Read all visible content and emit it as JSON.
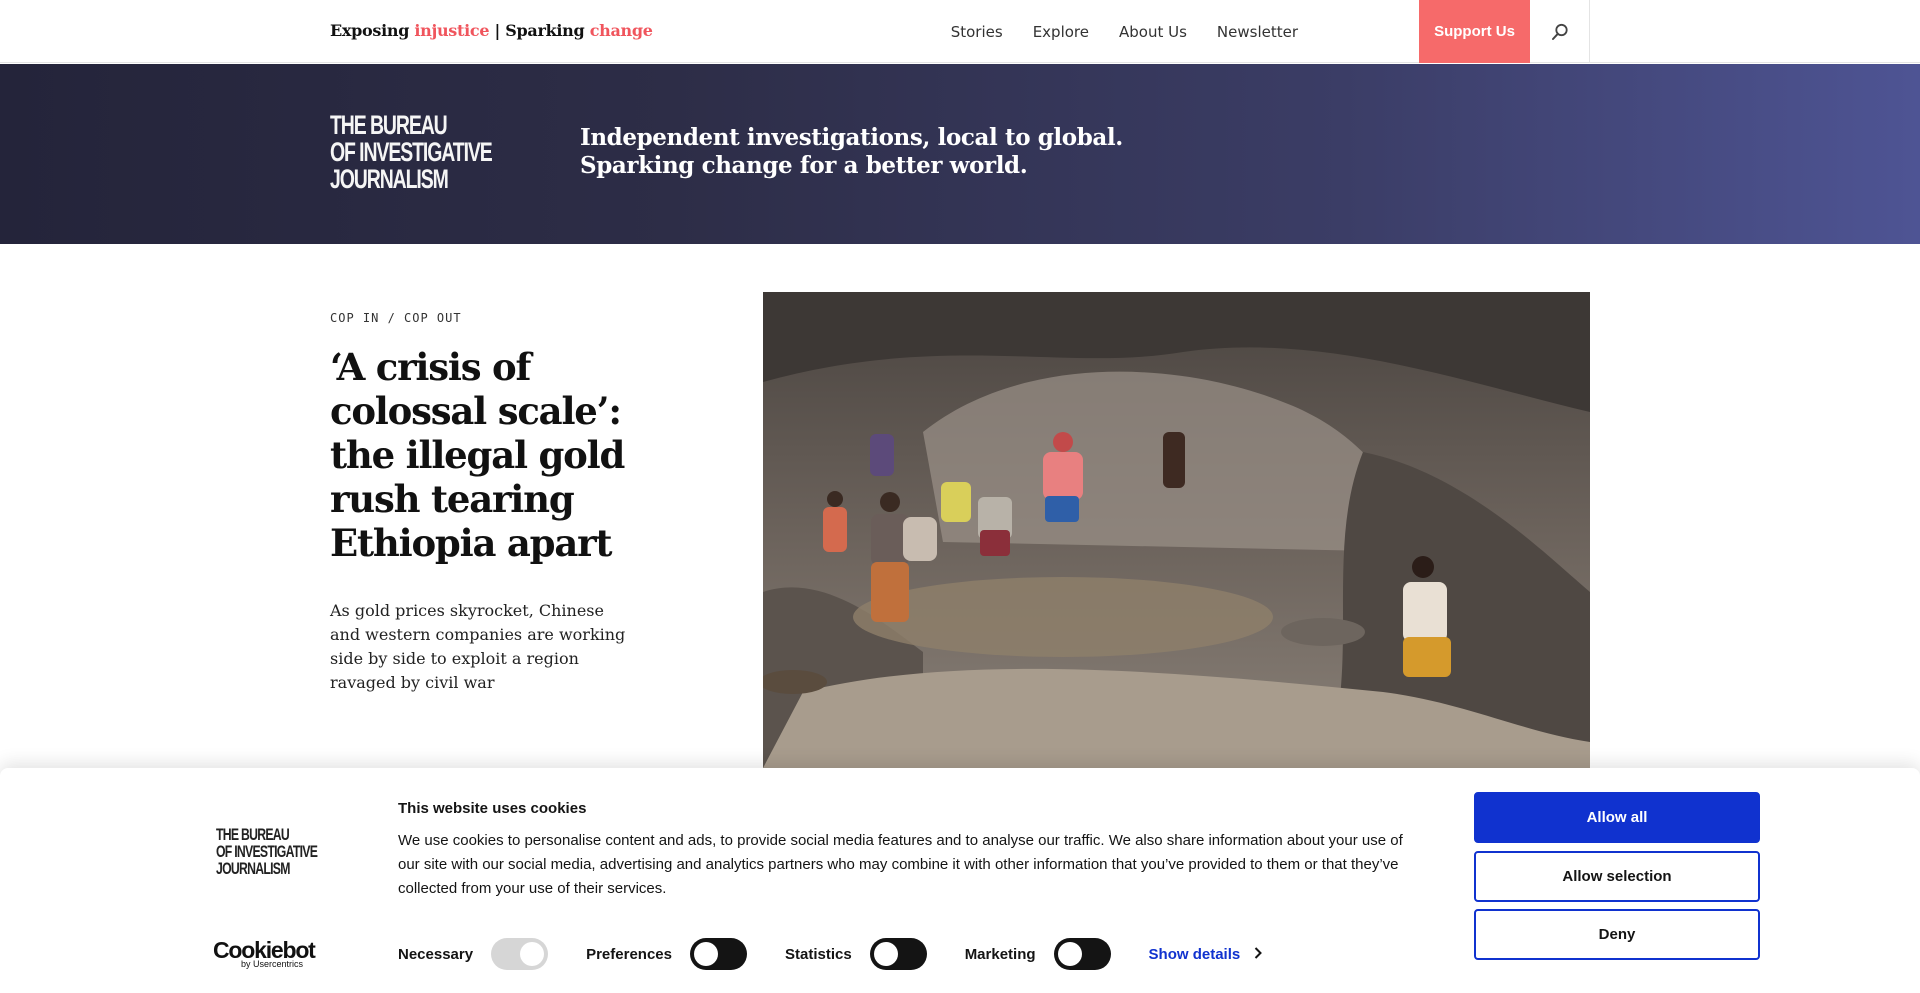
{
  "nav": {
    "tagline": {
      "part1": "Exposing ",
      "accent1": "injustice",
      "part2": " | Sparking ",
      "accent2": "change"
    },
    "links": [
      "Stories",
      "Explore",
      "About Us",
      "Newsletter"
    ],
    "support": "Support Us",
    "search_icon": "search-icon",
    "accent_color": "#f66a6a"
  },
  "hero": {
    "logo_lines": [
      "THE BUREAU",
      "OF INVESTIGATIVE",
      "JOURNALISM"
    ],
    "line1": "Independent investigations, local to global.",
    "line2": "Sparking change for a better world."
  },
  "article": {
    "kicker": "COP IN / COP OUT",
    "headline": "‘A crisis of colossal scale’: the illegal gold rush tearing Ethiopia apart",
    "standfirst": "As gold prices skyrocket, Chinese and western companies are working side by side to exploit a region ravaged by civil war"
  },
  "cookie": {
    "logo_lines": [
      "THE BUREAU",
      "OF INVESTIGATIVE",
      "JOURNALISM"
    ],
    "brand": "Cookiebot",
    "brand_sub": "by Usercentrics",
    "title": "This website uses cookies",
    "body": "We use cookies to personalise content and ads, to provide social media features and to analyse our traffic. We also share information about your use of our site with our social media, advertising and analytics partners who may combine it with other information that you’ve provided to them or that they’ve collected from your use of their services.",
    "toggles": {
      "necessary": "Necessary",
      "preferences": "Preferences",
      "statistics": "Statistics",
      "marketing": "Marketing"
    },
    "show_details": "Show details",
    "allow_all": "Allow all",
    "allow_selection": "Allow selection",
    "deny": "Deny",
    "button_color": "#1032cf"
  }
}
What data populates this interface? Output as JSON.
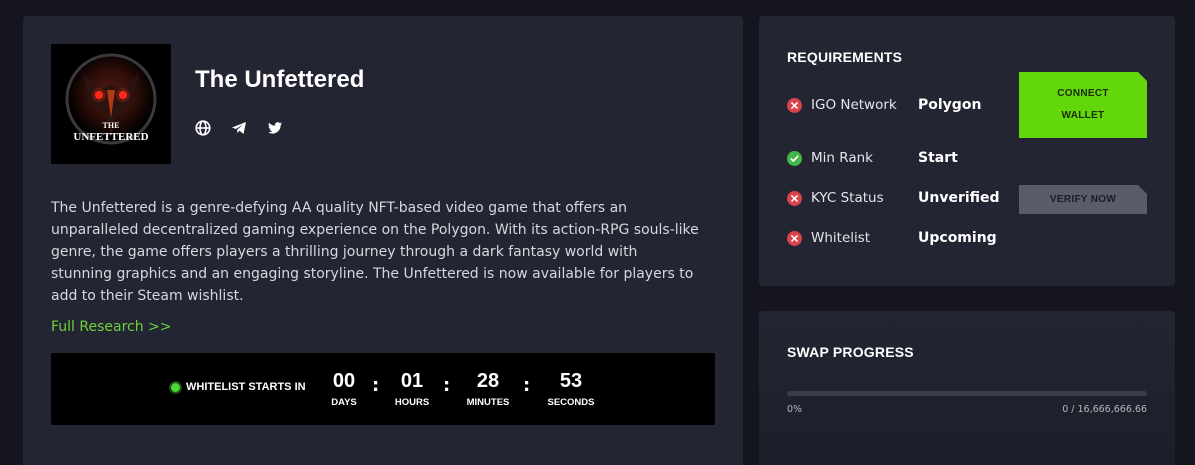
{
  "project": {
    "title": "The Unfettered",
    "logo_text_1": "THE",
    "logo_text_2": "UNFETTERED",
    "social": [
      "globe-icon",
      "telegram-icon",
      "twitter-icon"
    ],
    "description": "The Unfettered is a genre-defying AA quality NFT-based video game that offers an unparalleled decentralized gaming experience on the Polygon. With its action-RPG souls-like genre, the game offers players a thrilling journey through a dark fantasy world with stunning graphics and an engaging storyline. The Unfettered is now available for players to add to their Steam wishlist.",
    "research_link": "Full Research >>"
  },
  "timer": {
    "label": "WHITELIST STARTS IN",
    "days": "00",
    "hours": "01",
    "minutes": "28",
    "seconds": "53",
    "days_label": "DAYS",
    "hours_label": "HOURS",
    "minutes_label": "MINUTES",
    "seconds_label": "SECONDS",
    "separator": ":"
  },
  "requirements": {
    "title": "REQUIREMENTS",
    "rows": [
      {
        "name": "IGO Network",
        "value": "Polygon",
        "status": "fail"
      },
      {
        "name": "Min Rank",
        "value": "Start",
        "status": "pass"
      },
      {
        "name": "KYC Status",
        "value": "Unverified",
        "status": "fail"
      },
      {
        "name": "Whitelist",
        "value": "Upcoming",
        "status": "fail"
      }
    ],
    "connect_button_line1": "CONNECT",
    "connect_button_line2": "WALLET",
    "verify_button": "VERIFY NOW"
  },
  "swap": {
    "title": "SWAP PROGRESS",
    "percent_label": "0%",
    "progress_fraction": 0,
    "amount_label": "0 / 16,666,666.66"
  },
  "colors": {
    "accent": "#62d70c",
    "fail": "#d9434a",
    "pass": "#43b649",
    "panel": "#232532",
    "background": "#14151f"
  }
}
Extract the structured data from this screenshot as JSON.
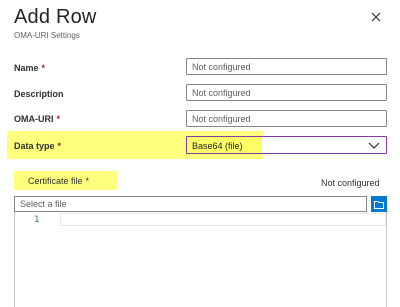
{
  "header": {
    "title": "Add Row",
    "subtitle": "OMA-URI Settings"
  },
  "form": {
    "name": {
      "label": "Name",
      "required": "*",
      "placeholder": "Not configured"
    },
    "description": {
      "label": "Description",
      "placeholder": "Not configured"
    },
    "oma_uri": {
      "label": "OMA-URI",
      "required": "*",
      "placeholder": "Not configured"
    },
    "data_type": {
      "label": "Data type",
      "required": "*",
      "selected": "Base64 (file)"
    },
    "certificate": {
      "label": "Certificate file",
      "required": "*",
      "status": "Not configured",
      "file_placeholder": "Select a file"
    }
  },
  "editor": {
    "line_number": "1"
  },
  "colors": {
    "highlight": "#ffff66",
    "accent": "#0078d4",
    "required": "#a4262c"
  }
}
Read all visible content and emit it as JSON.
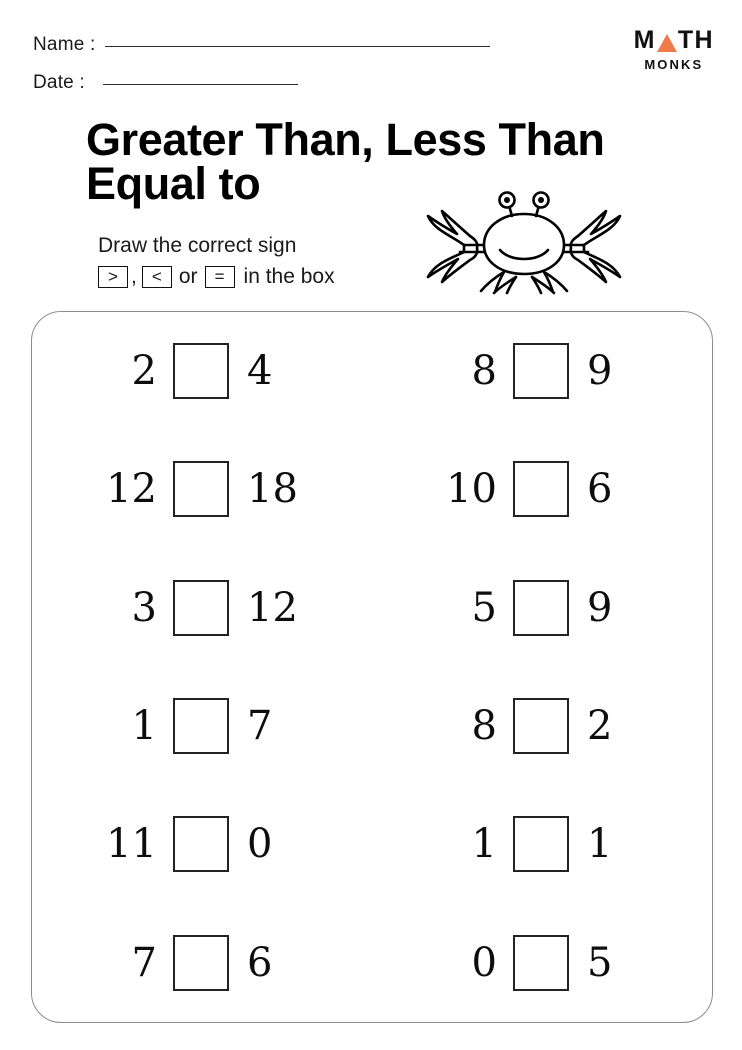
{
  "header": {
    "name_label": "Name :",
    "date_label": "Date :"
  },
  "logo": {
    "word_m": "M",
    "word_th": "TH",
    "subtitle": "MONKS",
    "triangle_color": "#ef7b4d"
  },
  "title": "Greater Than,  Less Than\nEqual to",
  "instructions": {
    "line1": "Draw the correct sign",
    "sign_greater": ">",
    "separator": ",",
    "sign_less": "<",
    "conjunction": "or",
    "sign_equal": "=",
    "tail": "in the box"
  },
  "illustration": {
    "name": "crab"
  },
  "problems": [
    {
      "left": "2",
      "right": "4",
      "answer": ""
    },
    {
      "left": "8",
      "right": "9",
      "answer": ""
    },
    {
      "left": "12",
      "right": "18",
      "answer": ""
    },
    {
      "left": "10",
      "right": "6",
      "answer": ""
    },
    {
      "left": "3",
      "right": "12",
      "answer": ""
    },
    {
      "left": "5",
      "right": "9",
      "answer": ""
    },
    {
      "left": "1",
      "right": "7",
      "answer": ""
    },
    {
      "left": "8",
      "right": "2",
      "answer": ""
    },
    {
      "left": "11",
      "right": "0",
      "answer": ""
    },
    {
      "left": "1",
      "right": "1",
      "answer": ""
    },
    {
      "left": "7",
      "right": "6",
      "answer": ""
    },
    {
      "left": "0",
      "right": "5",
      "answer": ""
    }
  ]
}
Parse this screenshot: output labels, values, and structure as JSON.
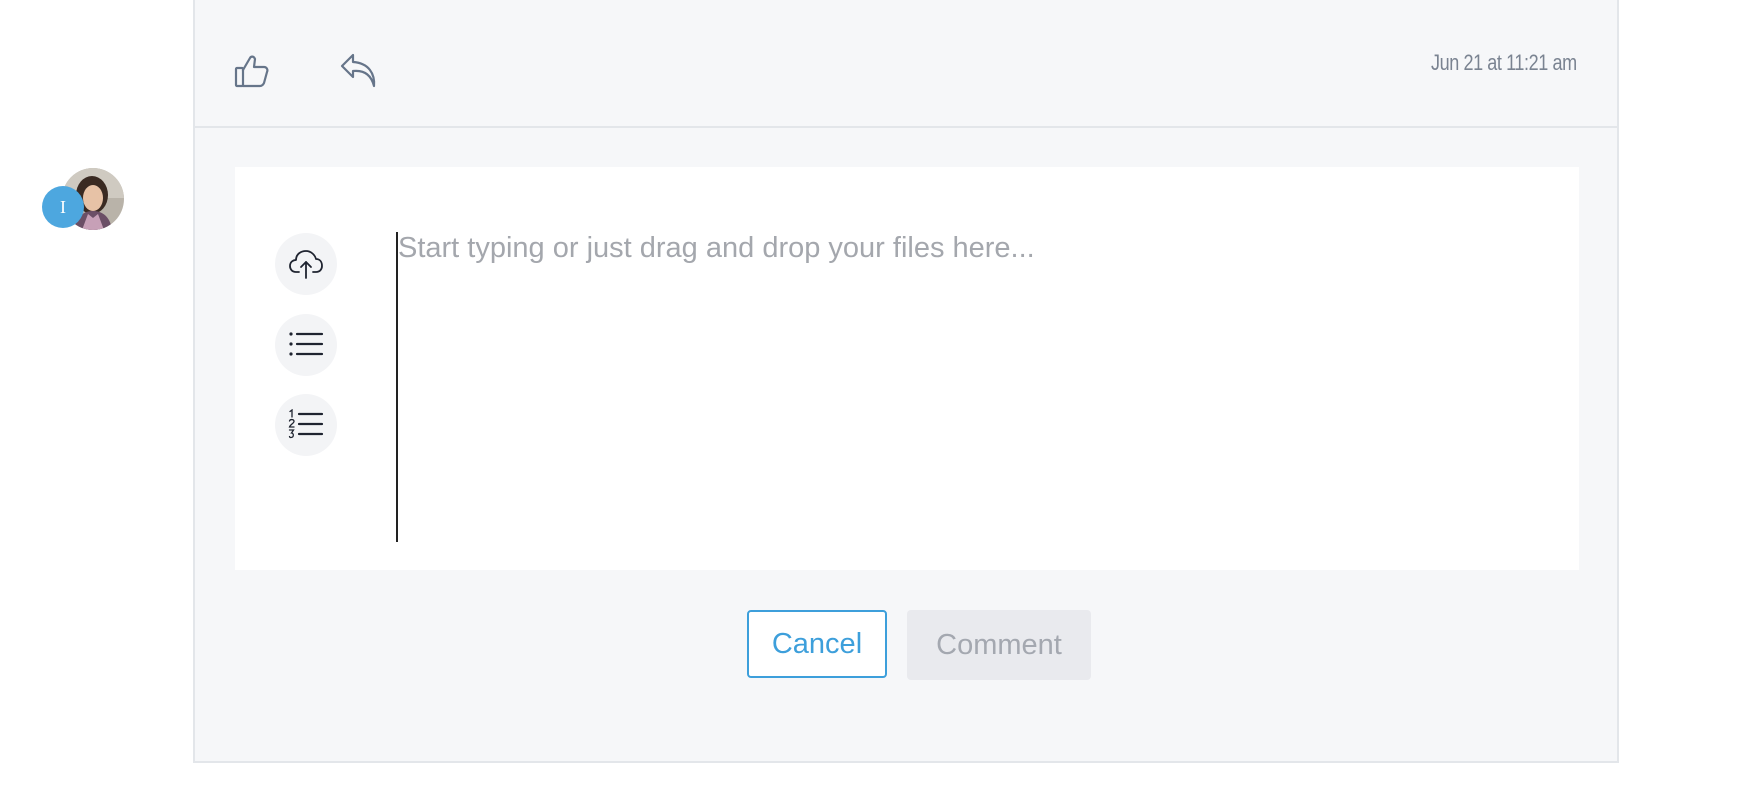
{
  "comment_footer": {
    "like_icon": "thumbs-up-icon",
    "reply_icon": "reply-icon",
    "timestamp": "Jun 21 at 11:21 am"
  },
  "user": {
    "avatar_badge_text": "I"
  },
  "editor": {
    "placeholder": "Start typing or just drag and drop your files here...",
    "value": "",
    "tools": [
      {
        "icon": "cloud-upload-icon"
      },
      {
        "icon": "bulleted-list-icon"
      },
      {
        "icon": "numbered-list-icon"
      }
    ]
  },
  "actions": {
    "cancel_label": "Cancel",
    "comment_label": "Comment"
  },
  "colors": {
    "accent": "#3d9fdb",
    "badge": "#4da7df",
    "panel_bg": "#f6f7f9",
    "border": "#e3e6ea",
    "disabled_bg": "#e9eaee",
    "disabled_text": "#a4a8b0"
  }
}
--------------------
**WHAT TO WORK ON**:
Answer with one number: how many lines of the entries above include the word "icon".

**RESPONSE**:
9